### STORED DATA
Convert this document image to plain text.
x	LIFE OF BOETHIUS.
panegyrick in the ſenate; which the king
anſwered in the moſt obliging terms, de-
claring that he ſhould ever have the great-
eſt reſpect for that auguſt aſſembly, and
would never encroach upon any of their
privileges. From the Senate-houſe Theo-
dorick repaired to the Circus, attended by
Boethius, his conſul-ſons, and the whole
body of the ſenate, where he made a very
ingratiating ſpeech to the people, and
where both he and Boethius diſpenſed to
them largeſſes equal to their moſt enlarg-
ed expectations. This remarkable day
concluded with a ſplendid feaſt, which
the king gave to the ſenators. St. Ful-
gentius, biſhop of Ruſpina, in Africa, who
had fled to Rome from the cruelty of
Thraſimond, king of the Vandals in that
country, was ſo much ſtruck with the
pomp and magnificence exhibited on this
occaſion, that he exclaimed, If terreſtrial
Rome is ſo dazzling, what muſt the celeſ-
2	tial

--

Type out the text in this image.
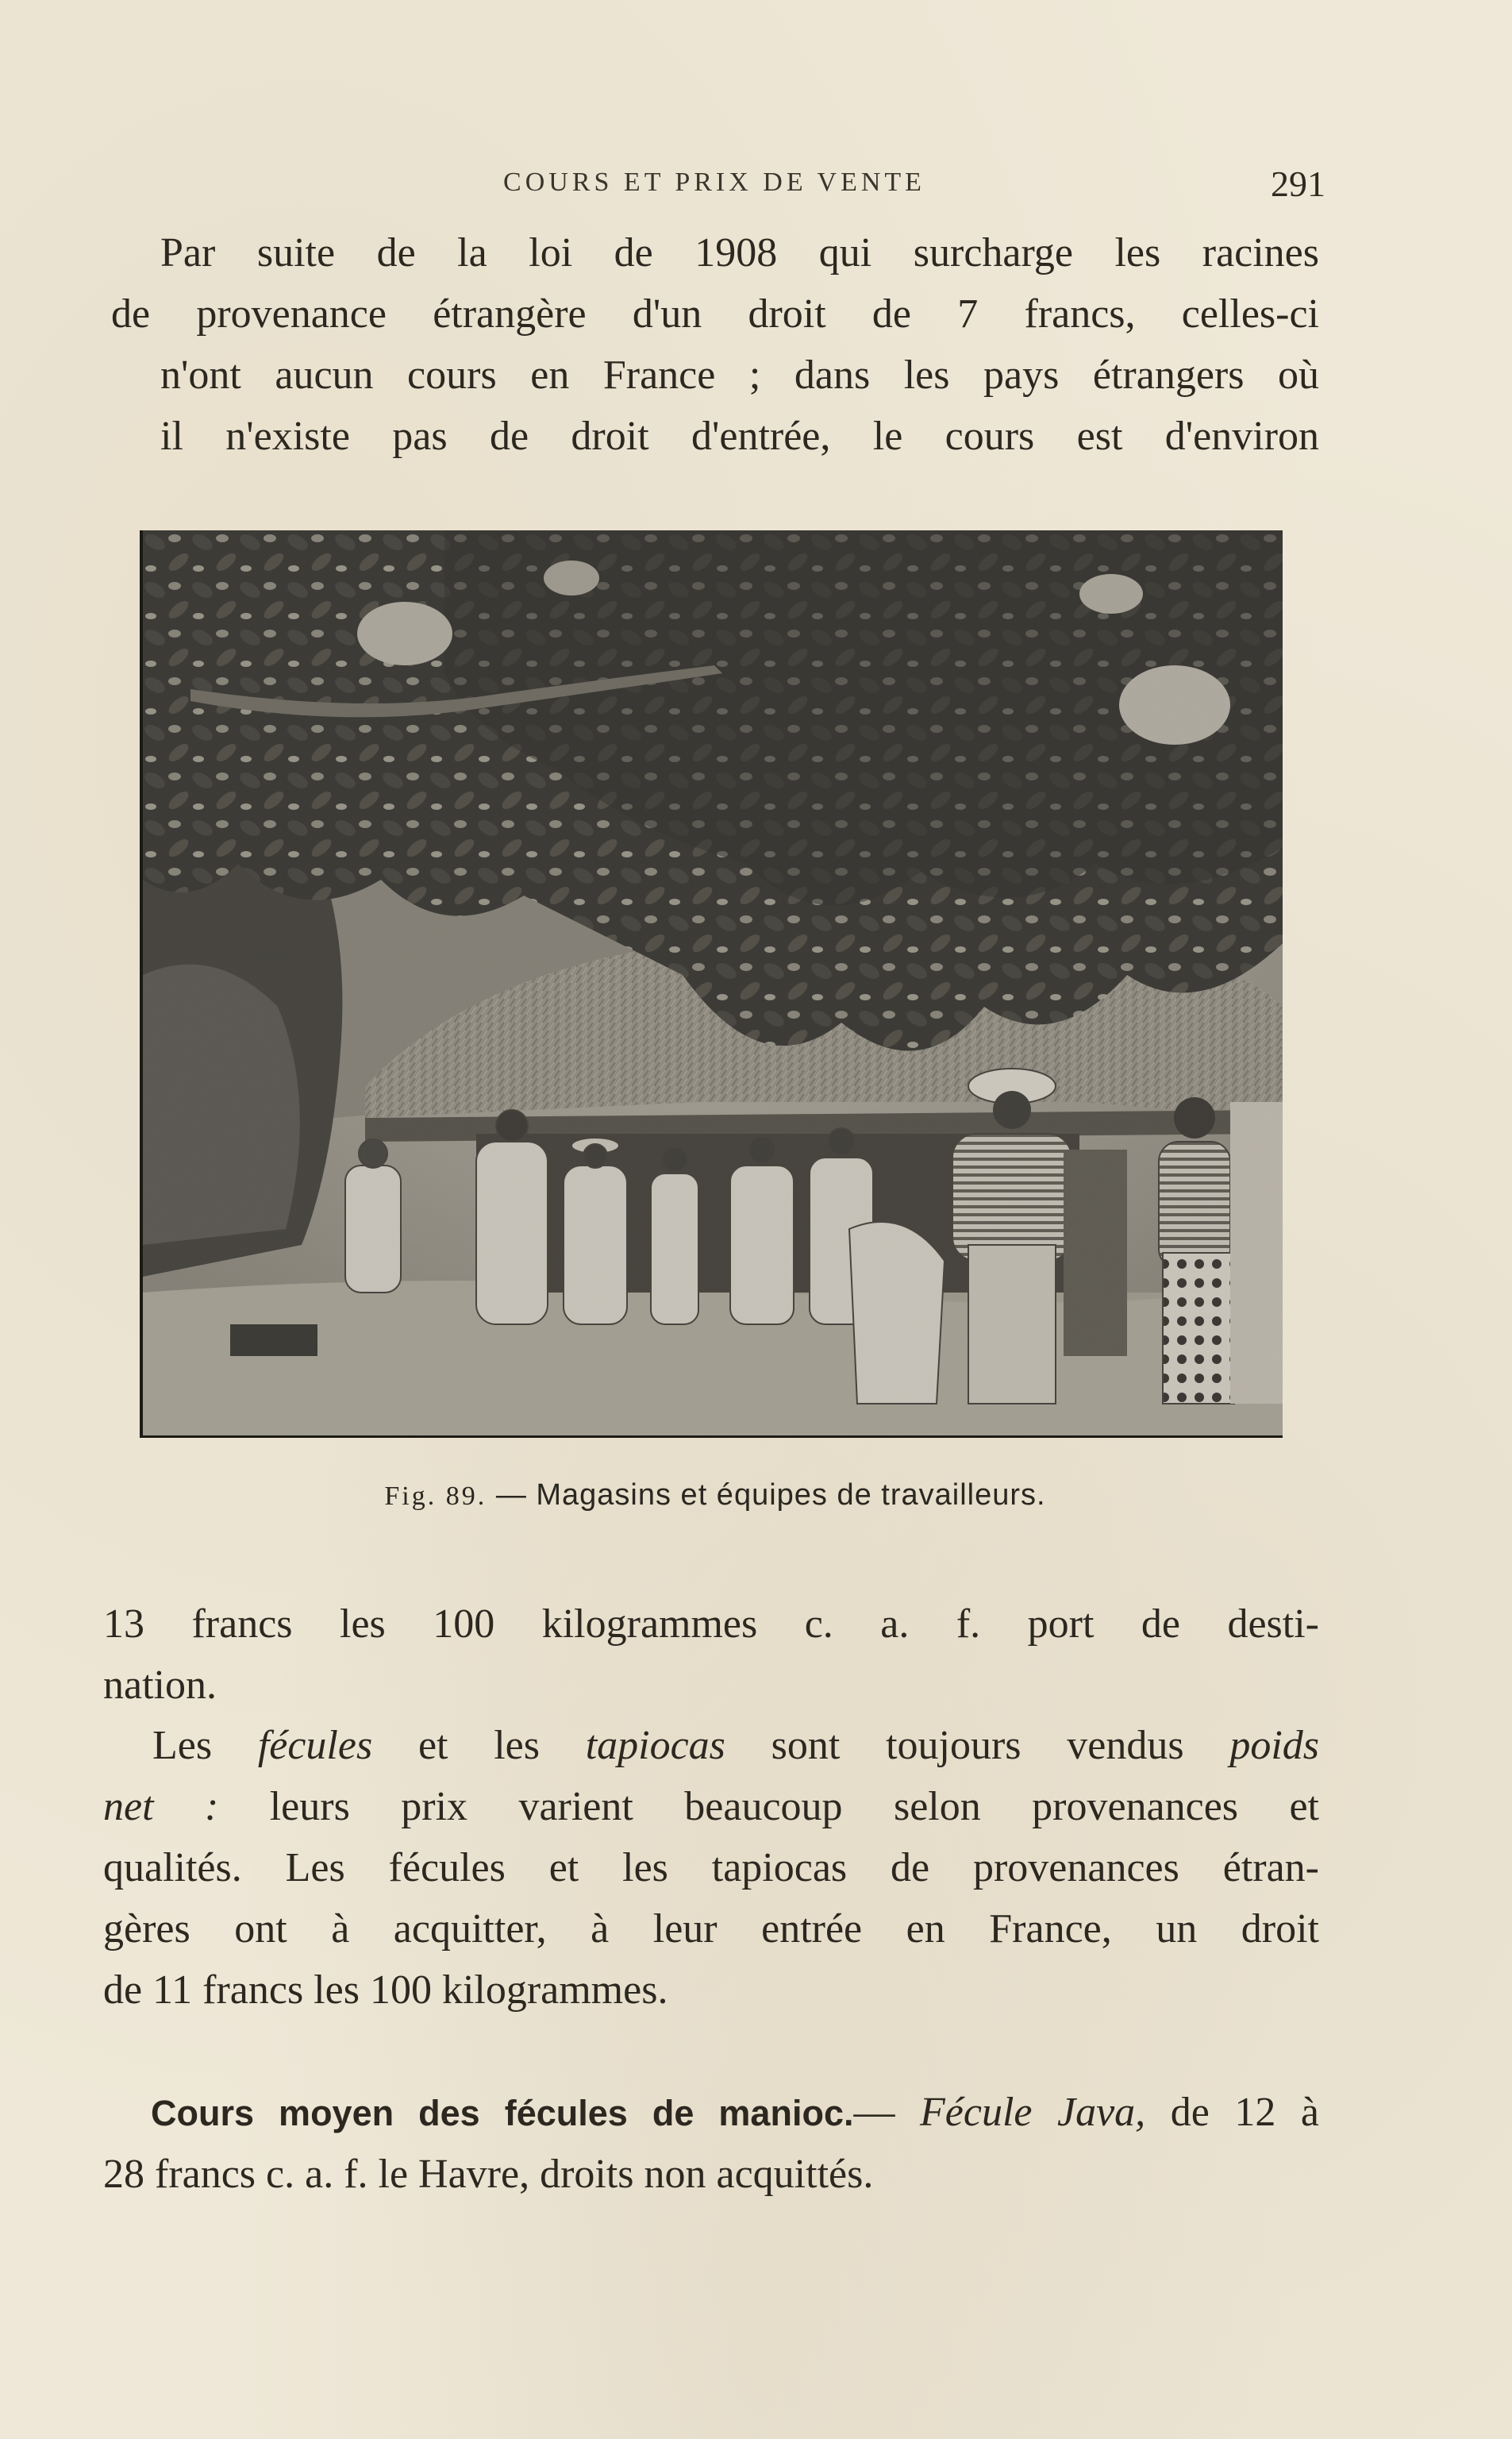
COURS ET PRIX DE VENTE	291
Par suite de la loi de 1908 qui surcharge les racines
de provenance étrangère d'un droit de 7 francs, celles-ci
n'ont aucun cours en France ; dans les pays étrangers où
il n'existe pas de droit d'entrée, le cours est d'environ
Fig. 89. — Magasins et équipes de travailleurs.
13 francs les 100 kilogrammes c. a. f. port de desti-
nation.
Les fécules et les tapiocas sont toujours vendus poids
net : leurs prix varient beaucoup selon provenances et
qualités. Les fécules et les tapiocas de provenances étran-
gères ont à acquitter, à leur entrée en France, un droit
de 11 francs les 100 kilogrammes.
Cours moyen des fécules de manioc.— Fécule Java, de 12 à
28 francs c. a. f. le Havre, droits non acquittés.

### WHAT THE TASK ASKS
Find the string "that" in the records, then copy each line where it occurs.

### THE COMPLETED TASK
claring that he ſhould ever have the great-
eſt reſpect for that auguſt aſſembly, and
Thraſimond, king of the Vandals in that
occaſion, that he exclaimed, If terreſtrial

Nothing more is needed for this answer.